== Aim ==
Please write out the records word for word, starting at the very first line and ending with the line that contains "svg-text:BIFG: BIFG: [38, 646, 68, 661]", including both of those lines.

== Exercise material ==
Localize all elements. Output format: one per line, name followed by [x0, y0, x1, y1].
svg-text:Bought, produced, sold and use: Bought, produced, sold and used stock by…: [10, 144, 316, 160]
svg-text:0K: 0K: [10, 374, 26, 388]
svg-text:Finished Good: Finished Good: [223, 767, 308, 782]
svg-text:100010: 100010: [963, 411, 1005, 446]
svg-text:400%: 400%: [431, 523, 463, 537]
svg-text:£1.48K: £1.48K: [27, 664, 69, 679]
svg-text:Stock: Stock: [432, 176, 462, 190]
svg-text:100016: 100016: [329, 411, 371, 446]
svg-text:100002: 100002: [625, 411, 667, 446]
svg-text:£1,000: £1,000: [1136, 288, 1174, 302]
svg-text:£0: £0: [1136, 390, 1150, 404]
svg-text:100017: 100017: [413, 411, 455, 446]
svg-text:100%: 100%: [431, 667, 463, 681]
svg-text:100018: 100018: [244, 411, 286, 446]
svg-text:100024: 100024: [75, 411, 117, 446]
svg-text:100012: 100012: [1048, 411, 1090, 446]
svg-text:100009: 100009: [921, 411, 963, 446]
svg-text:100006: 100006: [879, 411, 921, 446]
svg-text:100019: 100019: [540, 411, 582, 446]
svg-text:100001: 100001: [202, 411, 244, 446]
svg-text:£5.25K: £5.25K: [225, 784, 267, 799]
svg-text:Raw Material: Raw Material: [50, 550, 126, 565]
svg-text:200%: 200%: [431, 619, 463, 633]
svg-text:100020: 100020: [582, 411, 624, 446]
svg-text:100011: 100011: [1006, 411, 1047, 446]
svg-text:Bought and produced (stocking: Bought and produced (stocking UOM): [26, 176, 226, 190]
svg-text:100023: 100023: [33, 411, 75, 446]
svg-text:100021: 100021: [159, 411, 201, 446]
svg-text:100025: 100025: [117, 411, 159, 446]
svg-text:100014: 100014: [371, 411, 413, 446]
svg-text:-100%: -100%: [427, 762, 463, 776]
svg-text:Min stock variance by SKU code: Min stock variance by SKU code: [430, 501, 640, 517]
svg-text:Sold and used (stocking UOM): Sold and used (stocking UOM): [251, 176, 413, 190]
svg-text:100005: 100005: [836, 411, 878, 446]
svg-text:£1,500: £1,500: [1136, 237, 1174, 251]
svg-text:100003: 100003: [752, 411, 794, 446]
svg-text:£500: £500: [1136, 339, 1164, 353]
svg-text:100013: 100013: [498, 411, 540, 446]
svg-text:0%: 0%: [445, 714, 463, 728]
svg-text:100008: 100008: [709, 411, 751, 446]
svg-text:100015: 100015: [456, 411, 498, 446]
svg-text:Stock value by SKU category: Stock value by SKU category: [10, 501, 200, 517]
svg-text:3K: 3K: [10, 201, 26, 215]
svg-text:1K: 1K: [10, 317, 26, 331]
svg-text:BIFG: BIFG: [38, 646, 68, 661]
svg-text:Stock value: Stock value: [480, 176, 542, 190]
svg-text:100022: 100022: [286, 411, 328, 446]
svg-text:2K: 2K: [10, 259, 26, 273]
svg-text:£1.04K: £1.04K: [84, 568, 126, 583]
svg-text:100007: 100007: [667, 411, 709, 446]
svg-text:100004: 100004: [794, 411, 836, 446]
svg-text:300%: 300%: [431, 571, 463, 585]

== The solution ==
Localize all elements. Output format: one per line, name followed by [x0, y0, x1, y1].
svg-text:Bought, produced, sold and use: Bought, produced, sold and used stock by…: [10, 144, 316, 160]
svg-text:0K: 0K: [10, 374, 26, 388]
svg-text:Finished Good: Finished Good: [223, 767, 308, 782]
svg-text:100010: 100010: [963, 411, 1005, 446]
svg-text:400%: 400%: [431, 523, 463, 537]
svg-text:£1.48K: £1.48K: [27, 664, 69, 679]
svg-text:Stock: Stock: [432, 176, 462, 190]
svg-text:100016: 100016: [329, 411, 371, 446]
svg-text:100002: 100002: [625, 411, 667, 446]
svg-text:£1,000: £1,000: [1136, 288, 1174, 302]
svg-text:£0: £0: [1136, 390, 1150, 404]
svg-text:100017: 100017: [413, 411, 455, 446]
svg-text:100%: 100%: [431, 667, 463, 681]
svg-text:100018: 100018: [244, 411, 286, 446]
svg-text:100024: 100024: [75, 411, 117, 446]
svg-text:100012: 100012: [1048, 411, 1090, 446]
svg-text:100009: 100009: [921, 411, 963, 446]
svg-text:100006: 100006: [879, 411, 921, 446]
svg-text:100019: 100019: [540, 411, 582, 446]
svg-text:100001: 100001: [202, 411, 244, 446]
svg-text:£5.25K: £5.25K: [225, 784, 267, 799]
svg-text:Raw Material: Raw Material: [50, 550, 126, 565]
svg-text:200%: 200%: [431, 619, 463, 633]
svg-text:100020: 100020: [582, 411, 624, 446]
svg-text:100011: 100011: [1006, 411, 1047, 446]
svg-text:Bought and produced (stocking: Bought and produced (stocking UOM): [26, 176, 226, 190]
svg-text:100023: 100023: [33, 411, 75, 446]
svg-text:100021: 100021: [159, 411, 201, 446]
svg-text:100025: 100025: [117, 411, 159, 446]
svg-text:100014: 100014: [371, 411, 413, 446]
svg-text:-100%: -100%: [427, 762, 463, 776]
svg-text:Min stock variance by SKU code: Min stock variance by SKU code: [430, 501, 640, 517]
svg-text:Sold and used (stocking UOM): Sold and used (stocking UOM): [251, 176, 413, 190]
svg-text:100005: 100005: [836, 411, 878, 446]
svg-text:£1,500: £1,500: [1136, 237, 1174, 251]
svg-text:100003: 100003: [752, 411, 794, 446]
svg-text:£500: £500: [1136, 339, 1164, 353]
svg-text:100013: 100013: [498, 411, 540, 446]
svg-text:0%: 0%: [445, 714, 463, 728]
svg-text:100008: 100008: [709, 411, 751, 446]
svg-text:100015: 100015: [456, 411, 498, 446]
svg-text:Stock value by SKU category: Stock value by SKU category: [10, 501, 200, 517]
svg-text:3K: 3K: [10, 201, 26, 215]
svg-text:1K: 1K: [10, 317, 26, 331]
svg-text:BIFG: BIFG: [38, 646, 68, 661]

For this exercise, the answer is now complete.